------ Recorded data

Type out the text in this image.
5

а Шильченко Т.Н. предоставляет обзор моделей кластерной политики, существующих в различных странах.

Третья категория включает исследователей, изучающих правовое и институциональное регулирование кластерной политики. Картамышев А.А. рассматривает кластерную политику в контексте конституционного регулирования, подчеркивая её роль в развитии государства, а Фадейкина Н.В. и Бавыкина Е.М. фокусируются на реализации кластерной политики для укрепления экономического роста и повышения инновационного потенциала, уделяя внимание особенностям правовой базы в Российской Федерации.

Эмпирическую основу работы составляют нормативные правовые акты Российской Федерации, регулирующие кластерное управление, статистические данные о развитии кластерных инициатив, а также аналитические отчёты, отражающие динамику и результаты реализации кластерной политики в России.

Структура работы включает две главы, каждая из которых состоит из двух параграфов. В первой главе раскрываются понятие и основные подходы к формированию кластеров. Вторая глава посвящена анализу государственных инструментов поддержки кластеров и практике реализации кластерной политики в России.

------------
------ Recorded data

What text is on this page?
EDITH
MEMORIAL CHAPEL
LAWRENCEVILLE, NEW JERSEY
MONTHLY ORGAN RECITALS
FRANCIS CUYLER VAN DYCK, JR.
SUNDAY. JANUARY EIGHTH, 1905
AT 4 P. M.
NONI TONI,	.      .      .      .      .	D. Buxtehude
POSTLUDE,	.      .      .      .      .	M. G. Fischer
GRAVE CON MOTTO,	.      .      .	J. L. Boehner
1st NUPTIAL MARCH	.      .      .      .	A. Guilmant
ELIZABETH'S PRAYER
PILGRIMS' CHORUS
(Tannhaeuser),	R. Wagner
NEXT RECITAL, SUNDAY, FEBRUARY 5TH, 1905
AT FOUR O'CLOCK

------------

Take each line of the material that contains the word "text" and list it.

-- Full solution --
Type out the text in this image.
What text is on this page?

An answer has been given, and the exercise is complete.